» **Work required**
All of the records below need to be copied exactly.
━━━━━━━━
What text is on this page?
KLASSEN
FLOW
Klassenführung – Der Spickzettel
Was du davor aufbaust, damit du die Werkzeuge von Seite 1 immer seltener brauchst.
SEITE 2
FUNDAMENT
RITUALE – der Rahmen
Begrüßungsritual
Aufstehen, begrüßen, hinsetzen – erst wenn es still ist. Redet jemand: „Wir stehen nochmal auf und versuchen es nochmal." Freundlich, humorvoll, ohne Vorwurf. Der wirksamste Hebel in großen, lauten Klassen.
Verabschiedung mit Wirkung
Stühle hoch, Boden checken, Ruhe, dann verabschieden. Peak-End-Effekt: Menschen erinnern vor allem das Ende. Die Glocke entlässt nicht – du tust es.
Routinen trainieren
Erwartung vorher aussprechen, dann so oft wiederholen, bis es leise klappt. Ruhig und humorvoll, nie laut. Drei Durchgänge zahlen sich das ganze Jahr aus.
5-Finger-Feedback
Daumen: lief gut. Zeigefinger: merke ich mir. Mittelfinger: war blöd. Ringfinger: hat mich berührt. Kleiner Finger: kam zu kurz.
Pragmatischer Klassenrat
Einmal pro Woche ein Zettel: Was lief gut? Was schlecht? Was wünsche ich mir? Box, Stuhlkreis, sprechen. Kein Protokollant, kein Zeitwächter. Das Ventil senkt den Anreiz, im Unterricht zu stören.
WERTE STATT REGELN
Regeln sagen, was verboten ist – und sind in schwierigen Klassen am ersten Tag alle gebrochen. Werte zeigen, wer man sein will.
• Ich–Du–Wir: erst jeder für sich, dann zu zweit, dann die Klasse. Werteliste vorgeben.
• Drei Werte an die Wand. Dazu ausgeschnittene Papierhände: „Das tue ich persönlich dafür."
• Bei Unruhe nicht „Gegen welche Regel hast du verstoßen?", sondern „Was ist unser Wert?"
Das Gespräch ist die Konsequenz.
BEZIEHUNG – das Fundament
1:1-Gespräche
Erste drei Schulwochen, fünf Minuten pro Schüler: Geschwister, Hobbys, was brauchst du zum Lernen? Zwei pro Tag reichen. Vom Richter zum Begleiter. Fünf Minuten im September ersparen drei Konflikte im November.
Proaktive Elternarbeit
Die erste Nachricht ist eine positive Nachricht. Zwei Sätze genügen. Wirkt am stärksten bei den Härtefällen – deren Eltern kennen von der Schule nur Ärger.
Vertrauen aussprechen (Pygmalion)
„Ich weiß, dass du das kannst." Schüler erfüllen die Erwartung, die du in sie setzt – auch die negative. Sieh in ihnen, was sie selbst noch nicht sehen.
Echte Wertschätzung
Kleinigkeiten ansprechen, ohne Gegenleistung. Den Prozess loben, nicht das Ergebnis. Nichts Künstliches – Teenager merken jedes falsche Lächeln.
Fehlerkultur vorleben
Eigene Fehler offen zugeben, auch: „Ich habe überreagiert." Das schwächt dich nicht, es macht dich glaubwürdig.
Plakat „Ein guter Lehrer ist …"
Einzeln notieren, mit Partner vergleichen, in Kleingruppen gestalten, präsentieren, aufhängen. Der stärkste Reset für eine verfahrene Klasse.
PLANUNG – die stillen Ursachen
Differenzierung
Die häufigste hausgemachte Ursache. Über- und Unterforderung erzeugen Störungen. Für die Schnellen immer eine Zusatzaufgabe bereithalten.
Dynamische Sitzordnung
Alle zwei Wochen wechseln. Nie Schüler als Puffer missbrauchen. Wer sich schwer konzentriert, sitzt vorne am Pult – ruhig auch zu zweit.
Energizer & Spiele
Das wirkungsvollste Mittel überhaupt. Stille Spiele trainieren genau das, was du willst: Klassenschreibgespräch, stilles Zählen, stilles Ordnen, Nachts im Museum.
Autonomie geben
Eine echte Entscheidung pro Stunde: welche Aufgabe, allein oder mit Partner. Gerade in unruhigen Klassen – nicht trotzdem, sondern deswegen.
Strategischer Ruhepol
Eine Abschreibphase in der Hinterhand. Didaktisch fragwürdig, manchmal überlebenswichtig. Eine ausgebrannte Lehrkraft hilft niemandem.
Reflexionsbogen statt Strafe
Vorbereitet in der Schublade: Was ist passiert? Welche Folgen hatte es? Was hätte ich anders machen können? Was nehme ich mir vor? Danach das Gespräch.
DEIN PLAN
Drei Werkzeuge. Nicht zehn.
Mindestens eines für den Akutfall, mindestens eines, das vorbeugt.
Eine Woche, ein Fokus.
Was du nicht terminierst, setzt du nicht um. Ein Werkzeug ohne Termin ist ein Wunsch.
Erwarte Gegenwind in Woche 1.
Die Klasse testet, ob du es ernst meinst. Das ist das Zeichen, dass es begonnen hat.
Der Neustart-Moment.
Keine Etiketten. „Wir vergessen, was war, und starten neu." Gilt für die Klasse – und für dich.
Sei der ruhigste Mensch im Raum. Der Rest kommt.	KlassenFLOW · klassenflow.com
━━━━━━━━
» **Written response**
What text is on this page?
KLASSEN
FLOW
Klassenführung – Der Spickzettel
Was du davor aufbaust, damit du die Werkzeuge von Seite 1 immer seltener brauchst.
SEITE 2
FUNDAMENT
RITUALE – der Rahmen
Begrüßungsritual
Aufstehen, begrüßen, hinsetzen – erst wenn es still ist. Redet jemand: „Wir stehen nochmal auf und versuchen es nochmal." Freundlich, humorvoll, ohne Vorwurf. Der wirksamste Hebel in großen, lauten Klassen.
Verabschiedung mit Wirkung
Stühle hoch, Boden checken, Ruhe, dann verabschieden. Peak-End-Effekt: Menschen erinnern vor allem das Ende. Die Glocke entlässt nicht – du tust es.
Routinen trainieren
Erwartung vorher aussprechen, dann so oft wiederholen, bis es leise klappt. Ruhig und humorvoll, nie laut. Drei Durchgänge zahlen sich das ganze Jahr aus.
5-Finger-Feedback
Daumen: lief gut. Zeigefinger: merke ich mir. Mittelfinger: war blöd. Ringfinger: hat mich berührt. Kleiner Finger: kam zu kurz.
Pragmatischer Klassenrat
Einmal pro Woche ein Zettel: Was lief gut? Was schlecht? Was wünsche ich mir? Box, Stuhlkreis, sprechen. Kein Protokollant, kein Zeitwächter. Das Ventil senkt den Anreiz, im Unterricht zu stören.
WERTE STATT REGELN
Regeln sagen, was verboten ist – und sind in schwierigen Klassen am ersten Tag alle gebrochen. Werte zeigen, wer man sein will.
• Ich–Du–Wir: erst jeder für sich, dann zu zweit, dann die Klasse. Werteliste vorgeben.
• Drei Werte an die Wand. Dazu ausgeschnittene Papierhände: „Das tue ich persönlich dafür."
• Bei Unruhe nicht „Gegen welche Regel hast du verstoßen?", sondern „Was ist unser Wert?"
Das Gespräch ist die Konsequenz.
BEZIEHUNG – das Fundament
1:1-Gespräche
Erste drei Schulwochen, fünf Minuten pro Schüler: Geschwister, Hobbys, was brauchst du zum Lernen? Zwei pro Tag reichen. Vom Richter zum Begleiter. Fünf Minuten im September ersparen drei Konflikte im November.
Proaktive Elternarbeit
Die erste Nachricht ist eine positive Nachricht. Zwei Sätze genügen. Wirkt am stärksten bei den Härtefällen – deren Eltern kennen von der Schule nur Ärger.
Vertrauen aussprechen (Pygmalion)
„Ich weiß, dass du das kannst." Schüler erfüllen die Erwartung, die du in sie setzt – auch die negative. Sieh in ihnen, was sie selbst noch nicht sehen.
Echte Wertschätzung
Kleinigkeiten ansprechen, ohne Gegenleistung. Den Prozess loben, nicht das Ergebnis. Nichts Künstliches – Teenager merken jedes falsche Lächeln.
Fehlerkultur vorleben
Eigene Fehler offen zugeben, auch: „Ich habe überreagiert." Das schwächt dich nicht, es macht dich glaubwürdig.
Plakat „Ein guter Lehrer ist …"
Einzeln notieren, mit Partner vergleichen, in Kleingruppen gestalten, präsentieren, aufhängen. Der stärkste Reset für eine verfahrene Klasse.
PLANUNG – die stillen Ursachen
Differenzierung
Die häufigste hausgemachte Ursache. Über- und Unterforderung erzeugen Störungen. Für die Schnellen immer eine Zusatzaufgabe bereithalten.
Dynamische Sitzordnung
Alle zwei Wochen wechseln. Nie Schüler als Puffer missbrauchen. Wer sich schwer konzentriert, sitzt vorne am Pult – ruhig auch zu zweit.
Energizer & Spiele
Das wirkungsvollste Mittel überhaupt. Stille Spiele trainieren genau das, was du willst: Klassenschreibgespräch, stilles Zählen, stilles Ordnen, Nachts im Museum.
Autonomie geben
Eine echte Entscheidung pro Stunde: welche Aufgabe, allein oder mit Partner. Gerade in unruhigen Klassen – nicht trotzdem, sondern deswegen.
Strategischer Ruhepol
Eine Abschreibphase in der Hinterhand. Didaktisch fragwürdig, manchmal überlebenswichtig. Eine ausgebrannte Lehrkraft hilft niemandem.
Reflexionsbogen statt Strafe
Vorbereitet in der Schublade: Was ist passiert? Welche Folgen hatte es? Was hätte ich anders machen können? Was nehme ich mir vor? Danach das Gespräch.
DEIN PLAN
Drei Werkzeuge. Nicht zehn.
Mindestens eines für den Akutfall, mindestens eines, das vorbeugt.
Eine Woche, ein Fokus.
Was du nicht terminierst, setzt du nicht um. Ein Werkzeug ohne Termin ist ein Wunsch.
Erwarte Gegenwind in Woche 1.
Die Klasse testet, ob du es ernst meinst. Das ist das Zeichen, dass es begonnen hat.
Der Neustart-Moment.
Keine Etiketten. „Wir vergessen, was war, und starten neu." Gilt für die Klasse – und für dich.
Sei der ruhigste Mensch im Raum. Der Rest kommt.	KlassenFLOW · klassenflow.com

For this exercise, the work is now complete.